Saunders, who spent a year in Turkey, scoring 21 goals in 28 games, has been recruited to give Forest the firepower that Campbell, Lee, Silenzi and Co failed to deliver last season.

"I always set myself a target of 20 goals each season and I'm not going to change now," the former Derby, Liverpool and Aston Villa forward said. "I can't promise to score 20 goals but I feel certain I will be able to improve the team at Forest."

Having upgraded the front end, Frank Clark, the Forest manager, intends to strengthen the back by signing the Croat international Nikola Jerkan. Clark has agreed a pounds 1m fee with Real Oviedo, which will take his spending for the summer to pounds 3m. A work permit for the 31-year-old defender, who played in the Euro 96 quarter-final against Germany, has still to be secured but Forest do not envisage any problems.

• Aim of the task:
According to the football transfer report, why did Forest recruit Saunders, and why does Clark now plan to sign Nikola Jerkan? Answer in one to three sentences.

• Dataset:
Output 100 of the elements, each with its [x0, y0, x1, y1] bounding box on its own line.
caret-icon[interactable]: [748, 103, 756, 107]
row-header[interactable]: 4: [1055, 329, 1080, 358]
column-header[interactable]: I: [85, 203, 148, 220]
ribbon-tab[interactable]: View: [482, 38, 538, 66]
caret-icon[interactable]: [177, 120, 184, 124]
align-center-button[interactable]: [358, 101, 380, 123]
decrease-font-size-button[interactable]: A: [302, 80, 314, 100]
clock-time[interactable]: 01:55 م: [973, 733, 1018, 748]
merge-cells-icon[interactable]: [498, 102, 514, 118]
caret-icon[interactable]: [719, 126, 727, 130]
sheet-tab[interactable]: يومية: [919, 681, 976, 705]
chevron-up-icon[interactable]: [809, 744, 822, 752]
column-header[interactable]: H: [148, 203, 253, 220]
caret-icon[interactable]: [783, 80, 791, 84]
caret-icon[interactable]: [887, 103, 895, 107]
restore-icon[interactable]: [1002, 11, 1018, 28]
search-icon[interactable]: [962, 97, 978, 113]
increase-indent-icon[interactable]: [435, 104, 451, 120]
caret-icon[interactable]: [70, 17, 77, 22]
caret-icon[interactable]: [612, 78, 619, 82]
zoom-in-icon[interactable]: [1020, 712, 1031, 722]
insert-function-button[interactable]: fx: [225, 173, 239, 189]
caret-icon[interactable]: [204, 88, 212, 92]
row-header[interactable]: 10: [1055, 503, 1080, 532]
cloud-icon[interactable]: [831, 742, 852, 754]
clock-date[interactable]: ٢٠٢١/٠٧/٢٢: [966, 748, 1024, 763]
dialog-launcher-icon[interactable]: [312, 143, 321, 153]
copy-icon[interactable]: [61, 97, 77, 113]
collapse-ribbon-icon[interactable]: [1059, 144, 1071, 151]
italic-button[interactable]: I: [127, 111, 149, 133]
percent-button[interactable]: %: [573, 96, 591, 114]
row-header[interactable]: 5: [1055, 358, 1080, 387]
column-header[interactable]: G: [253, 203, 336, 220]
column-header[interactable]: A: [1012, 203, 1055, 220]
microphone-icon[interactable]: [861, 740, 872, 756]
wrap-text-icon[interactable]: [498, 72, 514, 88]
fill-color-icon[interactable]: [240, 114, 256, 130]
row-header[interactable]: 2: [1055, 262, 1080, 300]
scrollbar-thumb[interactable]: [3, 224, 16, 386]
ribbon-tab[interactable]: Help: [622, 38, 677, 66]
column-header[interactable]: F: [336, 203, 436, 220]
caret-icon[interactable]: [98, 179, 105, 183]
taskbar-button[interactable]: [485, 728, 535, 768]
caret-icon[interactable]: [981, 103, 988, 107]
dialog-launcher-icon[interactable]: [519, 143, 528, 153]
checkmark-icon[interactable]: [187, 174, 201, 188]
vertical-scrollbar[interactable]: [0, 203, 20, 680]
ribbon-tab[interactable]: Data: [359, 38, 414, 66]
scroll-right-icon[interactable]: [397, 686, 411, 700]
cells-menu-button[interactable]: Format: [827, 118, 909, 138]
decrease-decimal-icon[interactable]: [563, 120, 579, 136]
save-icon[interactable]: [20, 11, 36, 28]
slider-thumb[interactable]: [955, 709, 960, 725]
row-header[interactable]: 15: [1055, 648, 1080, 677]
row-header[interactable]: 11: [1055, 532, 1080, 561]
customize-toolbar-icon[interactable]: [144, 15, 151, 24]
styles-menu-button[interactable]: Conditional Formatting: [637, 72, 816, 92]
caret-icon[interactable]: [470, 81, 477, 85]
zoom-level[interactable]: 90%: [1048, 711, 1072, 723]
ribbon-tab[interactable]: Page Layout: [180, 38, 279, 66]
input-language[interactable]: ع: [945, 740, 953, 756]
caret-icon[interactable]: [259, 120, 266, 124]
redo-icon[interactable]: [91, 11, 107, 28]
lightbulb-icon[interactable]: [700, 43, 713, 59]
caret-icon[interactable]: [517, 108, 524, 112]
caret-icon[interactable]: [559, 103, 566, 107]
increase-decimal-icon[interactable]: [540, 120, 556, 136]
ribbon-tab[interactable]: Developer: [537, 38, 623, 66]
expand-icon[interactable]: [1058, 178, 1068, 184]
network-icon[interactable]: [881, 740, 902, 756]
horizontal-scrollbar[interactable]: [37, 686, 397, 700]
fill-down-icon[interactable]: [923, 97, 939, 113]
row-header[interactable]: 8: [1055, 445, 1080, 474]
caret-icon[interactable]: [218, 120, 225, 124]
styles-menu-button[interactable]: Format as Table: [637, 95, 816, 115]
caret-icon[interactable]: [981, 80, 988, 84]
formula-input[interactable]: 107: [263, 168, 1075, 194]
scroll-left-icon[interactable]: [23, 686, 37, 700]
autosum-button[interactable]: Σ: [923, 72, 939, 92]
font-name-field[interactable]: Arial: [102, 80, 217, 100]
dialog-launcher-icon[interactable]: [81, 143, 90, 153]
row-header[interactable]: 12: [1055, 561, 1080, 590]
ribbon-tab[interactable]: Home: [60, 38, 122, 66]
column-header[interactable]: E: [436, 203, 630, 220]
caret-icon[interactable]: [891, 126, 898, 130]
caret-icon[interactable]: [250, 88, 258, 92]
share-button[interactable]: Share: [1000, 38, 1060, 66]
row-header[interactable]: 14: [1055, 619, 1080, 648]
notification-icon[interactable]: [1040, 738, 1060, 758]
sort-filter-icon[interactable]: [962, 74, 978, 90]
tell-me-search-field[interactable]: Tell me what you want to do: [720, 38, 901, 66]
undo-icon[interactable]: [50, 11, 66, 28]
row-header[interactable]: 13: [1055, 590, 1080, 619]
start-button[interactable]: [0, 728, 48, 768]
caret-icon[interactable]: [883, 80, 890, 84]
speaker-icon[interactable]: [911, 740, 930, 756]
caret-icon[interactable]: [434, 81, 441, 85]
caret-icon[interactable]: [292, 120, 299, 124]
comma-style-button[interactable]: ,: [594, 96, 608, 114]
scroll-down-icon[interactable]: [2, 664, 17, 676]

• Output below:
Forest recruited Saunders to provide the firepower that Campbell, Lee, Silenzi and Co failed to deliver last season. With the front end upgraded, Clark intends to strengthen the back by signing Jerkan, a defender.